What is expected: Copy every line with the string "name" in it.

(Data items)

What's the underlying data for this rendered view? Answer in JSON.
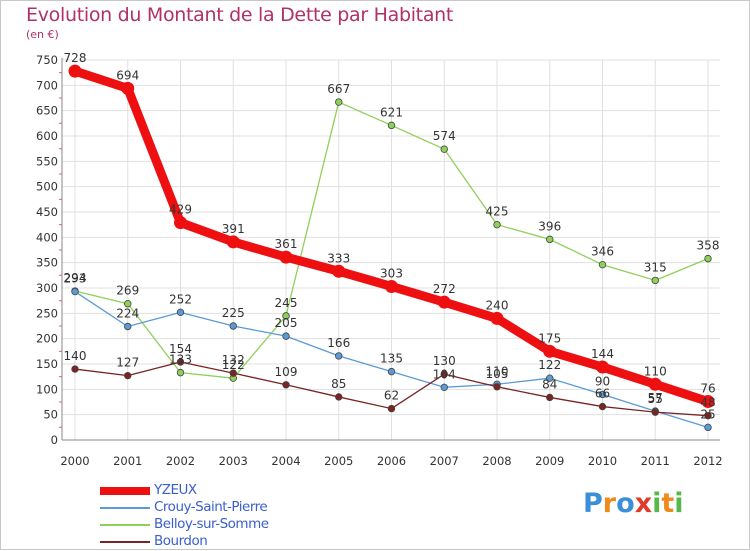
{
  "title": "Evolution du Montant de la Dette par Habitant",
  "unit_label": "(en €)",
  "logo": {
    "letters": [
      "P",
      "r",
      "o",
      "x",
      "i",
      "t",
      "i"
    ],
    "colors": [
      "#3a8fd8",
      "#f08a1c",
      "#3a8fd8",
      "#e03a2a",
      "#56b848",
      "#f08a1c",
      "#56b848"
    ]
  },
  "chart_data": {
    "type": "line",
    "title": "Evolution du Montant de la Dette par Habitant",
    "ylabel": "(en €)",
    "xlabel": "",
    "x": [
      "2000",
      "2001",
      "2002",
      "2003",
      "2004",
      "2005",
      "2006",
      "2007",
      "2008",
      "2009",
      "2010",
      "2011",
      "2012"
    ],
    "ylim": [
      0,
      750
    ],
    "yticks": [
      "0",
      "50",
      "100",
      "150",
      "200",
      "250",
      "300",
      "350",
      "400",
      "450",
      "500",
      "550",
      "600",
      "650",
      "700",
      "750"
    ],
    "grid": true,
    "legend": "bottom-left",
    "series": [
      {
        "name": "YZEUX",
        "color": "#ee1010",
        "values": [
          728,
          694,
          429,
          391,
          361,
          333,
          303,
          272,
          240,
          175,
          144,
          110,
          76
        ],
        "labels": [
          "728",
          "694",
          "429",
          "391",
          "361",
          "333",
          "303",
          "272",
          "240",
          "175",
          "144",
          "110",
          "76"
        ]
      },
      {
        "name": "Crouy-Saint-Pierre",
        "color": "#5b9bd5",
        "values": [
          293,
          224,
          252,
          225,
          205,
          166,
          135,
          104,
          110,
          122,
          90,
          57,
          25
        ],
        "labels": [
          "293",
          "224",
          "252",
          "225",
          "205",
          "166",
          "135",
          "104",
          "110",
          "122",
          "90",
          "57",
          "25"
        ]
      },
      {
        "name": "Belloy-sur-Somme",
        "color": "#8fd05a",
        "values": [
          294,
          269,
          133,
          122,
          245,
          667,
          621,
          574,
          425,
          396,
          346,
          315,
          358
        ],
        "labels": [
          "294",
          "269",
          "133",
          "122",
          "245",
          "667",
          "621",
          "574",
          "425",
          "396",
          "346",
          "315",
          "358"
        ]
      },
      {
        "name": "Bourdon",
        "color": "#7a2424",
        "values": [
          140,
          127,
          154,
          132,
          109,
          85,
          62,
          130,
          105,
          84,
          66,
          55,
          48
        ],
        "labels": [
          "140",
          "127",
          "154",
          "132",
          "109",
          "85",
          "62",
          "130",
          "105",
          "84",
          "66",
          "55",
          "48"
        ]
      }
    ]
  }
}
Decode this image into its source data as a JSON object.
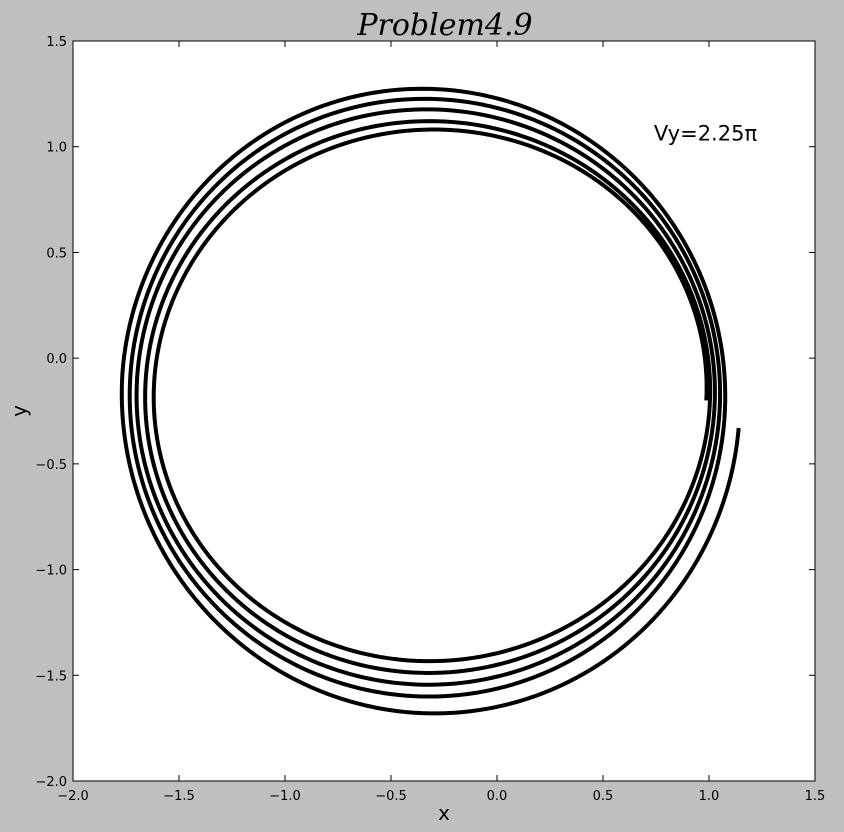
{
  "chart_data": {
    "type": "line",
    "title": "Problem4.9",
    "xlabel": "x",
    "ylabel": "y",
    "xlim": [
      -2.0,
      1.5
    ],
    "ylim": [
      -2.0,
      1.5
    ],
    "xticks": [
      "−2.0",
      "−1.5",
      "−1.0",
      "−0.5",
      "0.0",
      "0.5",
      "1.0",
      "1.5"
    ],
    "yticks": [
      "−2.0",
      "−1.5",
      "−1.0",
      "−0.5",
      "0.0",
      "0.5",
      "1.0",
      "1.5"
    ],
    "grid": false,
    "annotation": {
      "text": "Vy=2.25π",
      "x": 1.0,
      "y": 1.03
    },
    "line_color": "#000000",
    "orbit": {
      "description_points": "precessing elliptical orbit, five loops",
      "start": [
        1.14,
        -0.33
      ],
      "loops": [
        {
          "top": 1.07,
          "bottom": -1.39,
          "left": -1.6,
          "right": 0.99
        },
        {
          "top": 1.12,
          "bottom": -1.46,
          "left": -1.65,
          "right": 1.01
        },
        {
          "top": 1.19,
          "bottom": -1.53,
          "left": -1.7,
          "right": 1.04
        },
        {
          "top": 1.25,
          "bottom": -1.6,
          "left": -1.74,
          "right": 1.07
        },
        {
          "top": 1.31,
          "bottom": -1.69,
          "left": -1.79,
          "right": 1.1
        }
      ]
    }
  }
}
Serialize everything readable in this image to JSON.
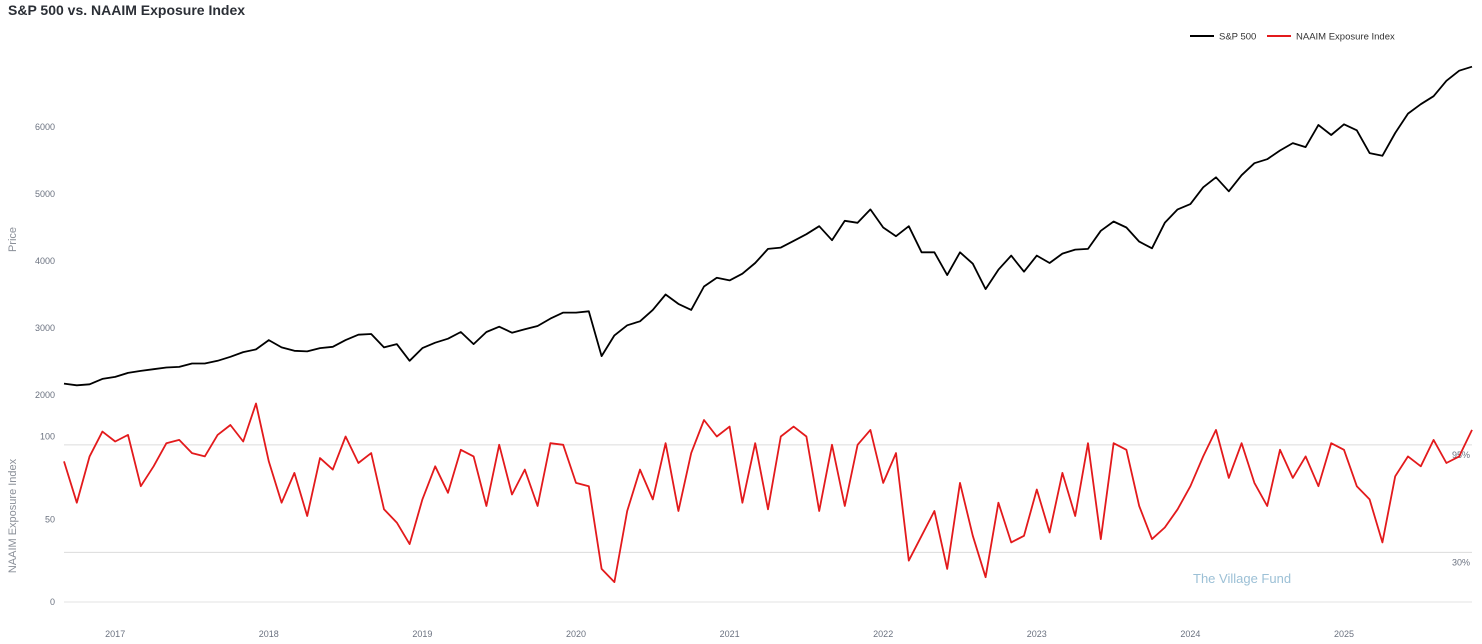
{
  "chart_data": {
    "type": "line",
    "title": "S&P 500 vs. NAAIM Exposure Index",
    "x_ticks": [
      "2017",
      "2018",
      "2019",
      "2020",
      "2021",
      "2022",
      "2023",
      "2024",
      "2025"
    ],
    "x_range": [
      "2016-09",
      "2025-11"
    ],
    "legend": {
      "placement": "top-right",
      "entries": [
        "S&P 500",
        "NAAIM Exposure Index"
      ]
    },
    "colors": {
      "sp500": "#000000",
      "naaim": "#e31a1c"
    },
    "panels": [
      {
        "id": "price",
        "ylabel": "Price",
        "ylim": [
          2000,
          7000
        ],
        "yticks": [
          "2000",
          "3000",
          "4000",
          "5000",
          "6000"
        ]
      },
      {
        "id": "naaim",
        "ylabel": "NAAIM Exposure Index",
        "ylim": [
          0,
          110
        ],
        "yticks": [
          "0",
          "50",
          "100"
        ],
        "reference_lines": [
          {
            "value": 95,
            "label": "95%"
          },
          {
            "value": 30,
            "label": "30%"
          }
        ]
      }
    ],
    "series": [
      {
        "name": "S&P 500",
        "panel": "price",
        "x": [
          "2016-09",
          "2016-10",
          "2016-11",
          "2016-12",
          "2017-01",
          "2017-02",
          "2017-03",
          "2017-04",
          "2017-05",
          "2017-06",
          "2017-07",
          "2017-08",
          "2017-09",
          "2017-10",
          "2017-11",
          "2017-12",
          "2018-01",
          "2018-02",
          "2018-03",
          "2018-04",
          "2018-05",
          "2018-06",
          "2018-07",
          "2018-08",
          "2018-09",
          "2018-10",
          "2018-11",
          "2018-12",
          "2019-01",
          "2019-02",
          "2019-03",
          "2019-04",
          "2019-05",
          "2019-06",
          "2019-07",
          "2019-08",
          "2019-09",
          "2019-10",
          "2019-11",
          "2019-12",
          "2020-01",
          "2020-02",
          "2020-03",
          "2020-04",
          "2020-05",
          "2020-06",
          "2020-07",
          "2020-08",
          "2020-09",
          "2020-10",
          "2020-11",
          "2020-12",
          "2021-01",
          "2021-02",
          "2021-03",
          "2021-04",
          "2021-05",
          "2021-06",
          "2021-07",
          "2021-08",
          "2021-09",
          "2021-10",
          "2021-11",
          "2021-12",
          "2022-01",
          "2022-02",
          "2022-03",
          "2022-04",
          "2022-05",
          "2022-06",
          "2022-07",
          "2022-08",
          "2022-09",
          "2022-10",
          "2022-11",
          "2022-12",
          "2023-01",
          "2023-02",
          "2023-03",
          "2023-04",
          "2023-05",
          "2023-06",
          "2023-07",
          "2023-08",
          "2023-09",
          "2023-10",
          "2023-11",
          "2023-12",
          "2024-01",
          "2024-02",
          "2024-03",
          "2024-04",
          "2024-05",
          "2024-06",
          "2024-07",
          "2024-08",
          "2024-09",
          "2024-10",
          "2024-11",
          "2024-12",
          "2025-01",
          "2025-02",
          "2025-03",
          "2025-04",
          "2025-05",
          "2025-06",
          "2025-07",
          "2025-08",
          "2025-09",
          "2025-10",
          "2025-11"
        ],
        "values": [
          2170,
          2145,
          2160,
          2240,
          2270,
          2330,
          2360,
          2385,
          2410,
          2420,
          2470,
          2470,
          2510,
          2570,
          2640,
          2680,
          2820,
          2710,
          2660,
          2650,
          2700,
          2720,
          2820,
          2900,
          2910,
          2710,
          2760,
          2510,
          2700,
          2780,
          2840,
          2940,
          2760,
          2940,
          3020,
          2930,
          2980,
          3030,
          3140,
          3230,
          3230,
          3250,
          2580,
          2890,
          3040,
          3100,
          3270,
          3500,
          3360,
          3270,
          3620,
          3750,
          3710,
          3810,
          3970,
          4180,
          4200,
          4300,
          4400,
          4520,
          4310,
          4600,
          4570,
          4770,
          4500,
          4370,
          4520,
          4130,
          4130,
          3790,
          4130,
          3960,
          3580,
          3870,
          4080,
          3840,
          4080,
          3970,
          4110,
          4170,
          4180,
          4450,
          4590,
          4500,
          4290,
          4190,
          4570,
          4770,
          4850,
          5100,
          5250,
          5040,
          5280,
          5460,
          5520,
          5650,
          5760,
          5700,
          6030,
          5880,
          6040,
          5950,
          5610,
          5570,
          5910,
          6200,
          6340,
          6460,
          6690,
          6840,
          6900
        ]
      },
      {
        "name": "NAAIM Exposure Index",
        "panel": "naaim",
        "x": [
          "2016-09",
          "2016-10",
          "2016-11",
          "2016-12",
          "2017-01",
          "2017-02",
          "2017-03",
          "2017-04",
          "2017-05",
          "2017-06",
          "2017-07",
          "2017-08",
          "2017-09",
          "2017-10",
          "2017-11",
          "2017-12",
          "2018-01",
          "2018-02",
          "2018-03",
          "2018-04",
          "2018-05",
          "2018-06",
          "2018-07",
          "2018-08",
          "2018-09",
          "2018-10",
          "2018-11",
          "2018-12",
          "2019-01",
          "2019-02",
          "2019-03",
          "2019-04",
          "2019-05",
          "2019-06",
          "2019-07",
          "2019-08",
          "2019-09",
          "2019-10",
          "2019-11",
          "2019-12",
          "2020-01",
          "2020-02",
          "2020-03",
          "2020-04",
          "2020-05",
          "2020-06",
          "2020-07",
          "2020-08",
          "2020-09",
          "2020-10",
          "2020-11",
          "2020-12",
          "2021-01",
          "2021-02",
          "2021-03",
          "2021-04",
          "2021-05",
          "2021-06",
          "2021-07",
          "2021-08",
          "2021-09",
          "2021-10",
          "2021-11",
          "2021-12",
          "2022-01",
          "2022-02",
          "2022-03",
          "2022-04",
          "2022-05",
          "2022-06",
          "2022-07",
          "2022-08",
          "2022-09",
          "2022-10",
          "2022-11",
          "2022-12",
          "2023-01",
          "2023-02",
          "2023-03",
          "2023-04",
          "2023-05",
          "2023-06",
          "2023-07",
          "2023-08",
          "2023-09",
          "2023-10",
          "2023-11",
          "2023-12",
          "2024-01",
          "2024-02",
          "2024-03",
          "2024-04",
          "2024-05",
          "2024-06",
          "2024-07",
          "2024-08",
          "2024-09",
          "2024-10",
          "2024-11",
          "2024-12",
          "2025-01",
          "2025-02",
          "2025-03",
          "2025-04",
          "2025-05",
          "2025-06",
          "2025-07",
          "2025-08",
          "2025-09",
          "2025-10",
          "2025-11"
        ],
        "values": [
          85,
          60,
          88,
          103,
          97,
          101,
          70,
          82,
          96,
          98,
          90,
          88,
          101,
          107,
          97,
          120,
          85,
          60,
          78,
          52,
          87,
          80,
          100,
          84,
          90,
          56,
          48,
          35,
          62,
          82,
          66,
          92,
          88,
          58,
          95,
          65,
          80,
          58,
          96,
          95,
          72,
          70,
          20,
          12,
          55,
          80,
          62,
          96,
          55,
          90,
          110,
          100,
          106,
          60,
          96,
          56,
          100,
          106,
          100,
          55,
          95,
          58,
          95,
          104,
          72,
          90,
          25,
          40,
          55,
          20,
          72,
          40,
          15,
          60,
          36,
          40,
          68,
          42,
          78,
          52,
          96,
          38,
          96,
          92,
          58,
          38,
          45,
          56,
          70,
          88,
          104,
          75,
          96,
          72,
          58,
          92,
          75,
          88,
          70,
          96,
          92,
          70,
          62,
          36,
          76,
          88,
          82,
          98,
          84,
          88,
          104
        ]
      }
    ],
    "watermark": "The Village Fund"
  }
}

Output below:
        "name": "YZEUX",
        "name": "Crouy-Saint-Pierre",
        "name": "Belloy-sur-Somme",
        "name": "Bourdon",
        "name": "S&P 500",
        "name": "NAAIM Exposure Index",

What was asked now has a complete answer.